* _Data to use_
━━━━━━━━━━━━━━━━

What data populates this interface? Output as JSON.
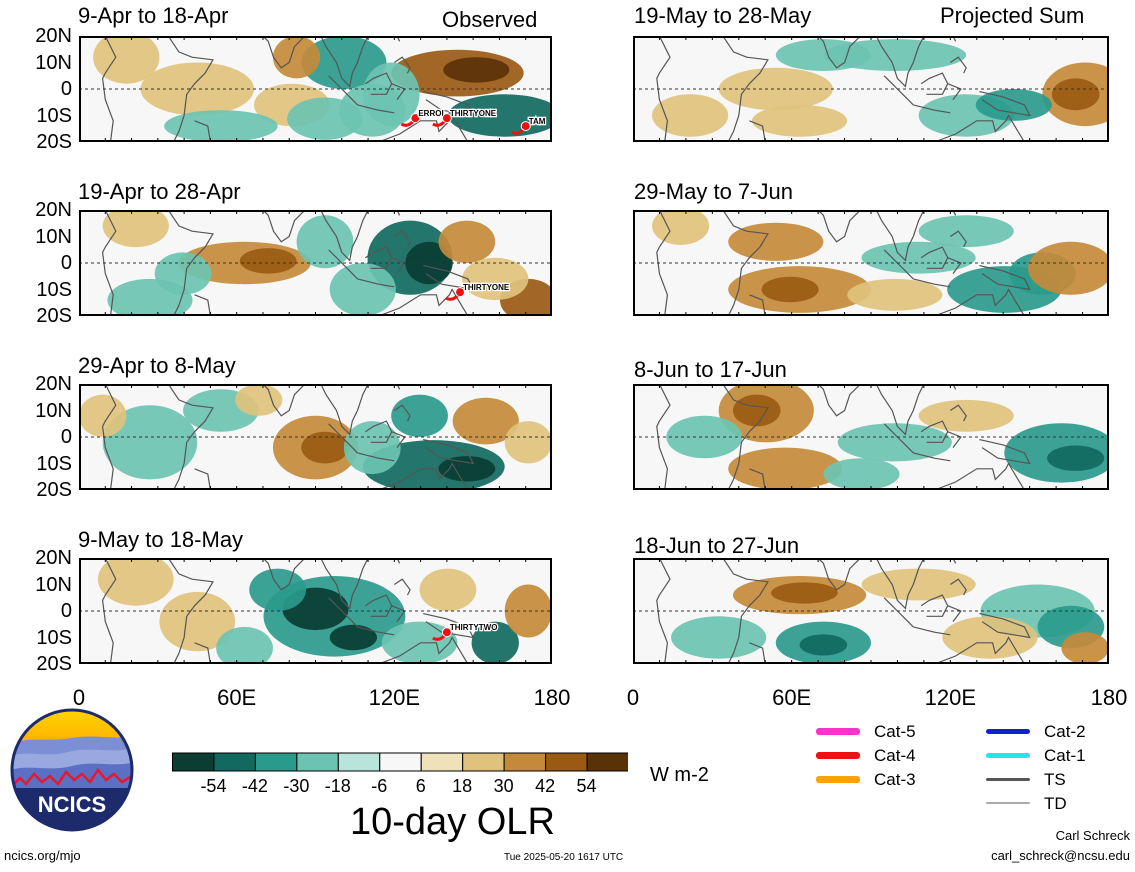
{
  "header": {
    "left_tag": "Observed",
    "right_tag": "Projected Sum"
  },
  "panels_left": [
    {
      "title": "9-Apr to 18-Apr",
      "storms": [
        {
          "label": "ERROL",
          "lon": 128,
          "lat": -11
        },
        {
          "label": "THIRTYONE",
          "lon": 140,
          "lat": -11
        },
        {
          "label": "TAM",
          "lon": 170,
          "lat": -14
        }
      ]
    },
    {
      "title": "19-Apr to 28-Apr",
      "storms": [
        {
          "label": "THIRTYONE",
          "lon": 145,
          "lat": -11
        }
      ]
    },
    {
      "title": "29-Apr to 8-May",
      "storms": []
    },
    {
      "title": "9-May to 18-May",
      "storms": [
        {
          "label": "THIRTYTWO",
          "lon": 140,
          "lat": -8
        }
      ]
    }
  ],
  "panels_right": [
    {
      "title": "19-May to 28-May"
    },
    {
      "title": "29-May to 7-Jun"
    },
    {
      "title": "8-Jun to 17-Jun"
    },
    {
      "title": "18-Jun to 27-Jun"
    }
  ],
  "lat_labels": [
    "20N",
    "10N",
    "0",
    "10S",
    "20S"
  ],
  "lon_labels": [
    "0",
    "60E",
    "120E",
    "180"
  ],
  "colorbar": {
    "colors": [
      "#0b3d33",
      "#11695f",
      "#2a9a8c",
      "#6cc3b2",
      "#b8e4da",
      "#f7f7f7",
      "#f0e2b8",
      "#e0c27c",
      "#c48a3a",
      "#9a5a14",
      "#5a3208"
    ],
    "ticks": [
      "-54",
      "-42",
      "-30",
      "-18",
      "-6",
      "6",
      "18",
      "30",
      "42",
      "54"
    ],
    "units": "W m-2",
    "title": "10-day OLR"
  },
  "legend": [
    {
      "label": "Cat-5",
      "color": "#ff33cc",
      "width": 7
    },
    {
      "label": "Cat-4",
      "color": "#ee1111",
      "width": 7
    },
    {
      "label": "Cat-3",
      "color": "#ffa200",
      "width": 7
    },
    {
      "label": "Cat-2",
      "color": "#1122cc",
      "width": 5
    },
    {
      "label": "Cat-1",
      "color": "#22e5f0",
      "width": 5
    },
    {
      "label": "TS",
      "color": "#555555",
      "width": 3
    },
    {
      "label": "TD",
      "color": "#aaaaaa",
      "width": 2
    }
  ],
  "logo": {
    "text": "NCICS"
  },
  "footer": {
    "site": "ncics.org/mjo",
    "timestamp": "Tue 2025-05-20 1617 UTC",
    "author": "Carl Schreck",
    "email": "carl_schreck@ncsu.edu"
  }
}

━━━━━━━━━━━━━━━━

Where a line of the entries contains the word "title", copy that line.

      "title": "9-Apr to 18-Apr",
      "title": "19-Apr to 28-Apr",
      "title": "29-Apr to 8-May",
      "title": "9-May to 18-May",
      "title": "19-May to 28-May"
      "title": "29-May to 7-Jun"
      "title": "8-Jun to 17-Jun"
      "title": "18-Jun to 27-Jun"
    "title": "10-day OLR"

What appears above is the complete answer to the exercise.